▸ **Written request**:
Copy out lines with the word "product" from the material that follows.

▸ **Excerpted data**:
::::::::::

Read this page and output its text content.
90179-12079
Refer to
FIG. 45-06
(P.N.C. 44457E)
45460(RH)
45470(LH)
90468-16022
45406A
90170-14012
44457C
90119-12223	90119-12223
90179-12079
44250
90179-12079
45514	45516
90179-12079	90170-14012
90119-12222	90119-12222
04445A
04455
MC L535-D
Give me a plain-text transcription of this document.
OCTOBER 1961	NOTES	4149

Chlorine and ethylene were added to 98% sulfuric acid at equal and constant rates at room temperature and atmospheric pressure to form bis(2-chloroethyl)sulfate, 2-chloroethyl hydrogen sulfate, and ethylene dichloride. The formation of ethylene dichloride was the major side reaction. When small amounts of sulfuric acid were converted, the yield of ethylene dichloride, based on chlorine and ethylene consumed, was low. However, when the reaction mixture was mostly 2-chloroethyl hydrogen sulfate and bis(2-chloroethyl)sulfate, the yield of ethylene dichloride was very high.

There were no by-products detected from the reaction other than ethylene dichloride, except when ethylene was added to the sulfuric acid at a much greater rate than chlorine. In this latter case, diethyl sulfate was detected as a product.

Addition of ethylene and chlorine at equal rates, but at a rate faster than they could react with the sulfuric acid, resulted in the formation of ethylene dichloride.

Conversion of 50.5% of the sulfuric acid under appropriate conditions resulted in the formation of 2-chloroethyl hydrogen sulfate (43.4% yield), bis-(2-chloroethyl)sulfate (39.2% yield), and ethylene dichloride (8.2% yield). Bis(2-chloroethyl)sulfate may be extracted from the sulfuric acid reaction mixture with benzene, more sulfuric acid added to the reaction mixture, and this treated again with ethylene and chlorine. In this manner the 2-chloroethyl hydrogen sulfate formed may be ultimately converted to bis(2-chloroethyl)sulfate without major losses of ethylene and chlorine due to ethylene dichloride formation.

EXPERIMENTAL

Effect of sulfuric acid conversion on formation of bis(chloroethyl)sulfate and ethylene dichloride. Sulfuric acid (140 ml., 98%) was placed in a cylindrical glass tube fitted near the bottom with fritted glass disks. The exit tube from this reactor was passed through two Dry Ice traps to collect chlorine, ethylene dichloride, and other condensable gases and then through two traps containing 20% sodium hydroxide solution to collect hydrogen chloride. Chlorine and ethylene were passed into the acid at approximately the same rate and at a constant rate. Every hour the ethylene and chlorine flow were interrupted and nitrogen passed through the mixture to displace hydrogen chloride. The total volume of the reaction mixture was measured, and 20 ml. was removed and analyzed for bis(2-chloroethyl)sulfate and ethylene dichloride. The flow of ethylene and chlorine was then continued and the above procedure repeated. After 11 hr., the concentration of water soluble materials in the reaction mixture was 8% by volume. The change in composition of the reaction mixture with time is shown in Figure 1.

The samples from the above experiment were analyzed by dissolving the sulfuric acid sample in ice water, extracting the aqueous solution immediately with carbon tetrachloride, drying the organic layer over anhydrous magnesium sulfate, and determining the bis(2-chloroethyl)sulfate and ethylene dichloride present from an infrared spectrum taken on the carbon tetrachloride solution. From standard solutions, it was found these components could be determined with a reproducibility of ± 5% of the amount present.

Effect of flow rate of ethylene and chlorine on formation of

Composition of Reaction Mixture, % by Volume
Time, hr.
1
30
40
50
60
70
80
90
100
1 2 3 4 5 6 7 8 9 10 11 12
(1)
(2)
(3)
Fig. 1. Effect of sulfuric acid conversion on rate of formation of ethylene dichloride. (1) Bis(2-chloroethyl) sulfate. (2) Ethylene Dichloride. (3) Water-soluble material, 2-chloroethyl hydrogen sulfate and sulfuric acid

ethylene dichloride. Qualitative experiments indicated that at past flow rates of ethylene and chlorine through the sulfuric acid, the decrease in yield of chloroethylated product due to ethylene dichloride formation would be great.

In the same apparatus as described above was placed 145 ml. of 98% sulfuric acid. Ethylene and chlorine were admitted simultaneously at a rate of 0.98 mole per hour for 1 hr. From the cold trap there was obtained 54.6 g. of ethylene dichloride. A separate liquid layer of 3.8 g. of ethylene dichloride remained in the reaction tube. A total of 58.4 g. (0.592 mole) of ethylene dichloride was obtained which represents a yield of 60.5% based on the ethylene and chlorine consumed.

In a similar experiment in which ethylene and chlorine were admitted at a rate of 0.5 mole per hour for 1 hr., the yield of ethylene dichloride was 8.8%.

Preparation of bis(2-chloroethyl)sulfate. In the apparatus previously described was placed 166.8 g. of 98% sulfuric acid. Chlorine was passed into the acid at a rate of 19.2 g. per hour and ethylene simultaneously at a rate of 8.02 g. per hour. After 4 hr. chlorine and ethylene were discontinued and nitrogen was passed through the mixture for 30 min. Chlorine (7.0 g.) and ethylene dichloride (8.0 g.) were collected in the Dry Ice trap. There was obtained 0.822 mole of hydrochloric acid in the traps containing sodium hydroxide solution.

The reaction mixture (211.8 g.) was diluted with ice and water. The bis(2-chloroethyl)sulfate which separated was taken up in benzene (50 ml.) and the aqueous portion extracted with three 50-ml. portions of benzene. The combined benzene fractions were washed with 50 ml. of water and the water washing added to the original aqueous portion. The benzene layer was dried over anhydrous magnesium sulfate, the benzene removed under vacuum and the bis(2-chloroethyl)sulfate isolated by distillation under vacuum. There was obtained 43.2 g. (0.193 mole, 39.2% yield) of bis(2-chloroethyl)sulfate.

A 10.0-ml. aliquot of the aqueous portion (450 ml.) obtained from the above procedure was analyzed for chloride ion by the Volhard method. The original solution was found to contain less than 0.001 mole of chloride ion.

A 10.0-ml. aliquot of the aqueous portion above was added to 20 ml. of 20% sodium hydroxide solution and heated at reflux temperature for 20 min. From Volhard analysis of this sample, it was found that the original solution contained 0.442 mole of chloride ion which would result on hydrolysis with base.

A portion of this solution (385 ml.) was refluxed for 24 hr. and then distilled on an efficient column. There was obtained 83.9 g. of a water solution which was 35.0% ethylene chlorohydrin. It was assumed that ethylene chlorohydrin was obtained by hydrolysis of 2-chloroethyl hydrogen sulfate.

::::::::::

▸ **Problem solution**:
There were no by-products detected from the reaction other than ethylene dichloride, except when ethylene was added to the sulfuric acid at a much greater rate than chlorine. In this latter case, diethyl sulfate was detected as a product.
ethylene dichloride. Qualitative experiments indicated that at past flow rates of ethylene and chlorine through the sulfuric acid, the decrease in yield of chloroethylated product due to ethylene dichloride formation would be great.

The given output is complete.